#### Task objective:
Reproduce all of the data word for word.

#### Data lines:
_ _ _ _ _ _ _
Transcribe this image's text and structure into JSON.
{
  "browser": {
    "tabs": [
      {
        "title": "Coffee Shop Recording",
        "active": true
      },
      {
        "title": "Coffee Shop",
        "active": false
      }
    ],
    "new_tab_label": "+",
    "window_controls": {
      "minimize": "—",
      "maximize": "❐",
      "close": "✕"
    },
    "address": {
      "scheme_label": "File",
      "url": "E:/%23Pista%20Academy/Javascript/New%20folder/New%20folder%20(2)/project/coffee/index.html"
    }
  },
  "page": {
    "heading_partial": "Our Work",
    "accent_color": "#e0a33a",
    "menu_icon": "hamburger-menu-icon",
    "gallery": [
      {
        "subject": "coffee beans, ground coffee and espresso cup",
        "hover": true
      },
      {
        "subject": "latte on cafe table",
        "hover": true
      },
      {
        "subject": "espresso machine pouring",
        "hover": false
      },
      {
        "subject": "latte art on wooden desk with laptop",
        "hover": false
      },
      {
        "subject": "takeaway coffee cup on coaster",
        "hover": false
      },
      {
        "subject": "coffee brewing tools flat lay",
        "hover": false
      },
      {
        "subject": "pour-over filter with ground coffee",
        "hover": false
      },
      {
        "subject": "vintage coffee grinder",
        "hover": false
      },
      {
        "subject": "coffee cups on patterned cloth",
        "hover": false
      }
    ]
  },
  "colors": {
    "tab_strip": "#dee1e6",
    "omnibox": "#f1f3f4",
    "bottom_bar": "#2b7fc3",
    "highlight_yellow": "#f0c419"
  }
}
_ _ _ _ _ _ _
#### Result below:
Transcribe this image's text and structure into JSON.
{
  "browser": {
    "tabs": [
      {
        "title": "Coffee Shop Recording",
        "active": true
      },
      {
        "title": "Coffee Shop",
        "active": false
      }
    ],
    "new_tab_label": "+",
    "window_controls": {
      "minimize": "—",
      "maximize": "❐",
      "close": "✕"
    },
    "address": {
      "scheme_label": "File",
      "url": "E:/%23Pista%20Academy/Javascript/New%20folder/New%20folder%20(2)/project/coffee/index.html"
    }
  },
  "page": {
    "heading_partial": "Our Work",
    "accent_color": "#e0a33a",
    "menu_icon": "hamburger-menu-icon",
    "gallery": [
      {
        "subject": "coffee beans, ground coffee and espresso cup",
        "hover": true
      },
      {
        "subject": "latte on cafe table",
        "hover": true
      },
      {
        "subject": "espresso machine pouring",
        "hover": false
      },
      {
        "subject": "latte art on wooden desk with laptop",
        "hover": false
      },
      {
        "subject": "takeaway coffee cup on coaster",
        "hover": false
      },
      {
        "subject": "coffee brewing tools flat lay",
        "hover": false
      },
      {
        "subject": "pour-over filter with ground coffee",
        "hover": false
      },
      {
        "subject": "vintage coffee grinder",
        "hover": false
      },
      {
        "subject": "coffee cups on patterned cloth",
        "hover": false
      }
    ]
  },
  "colors": {
    "tab_strip": "#dee1e6",
    "omnibox": "#f1f3f4",
    "bottom_bar": "#2b7fc3",
    "highlight_yellow": "#f0c419"
  }
}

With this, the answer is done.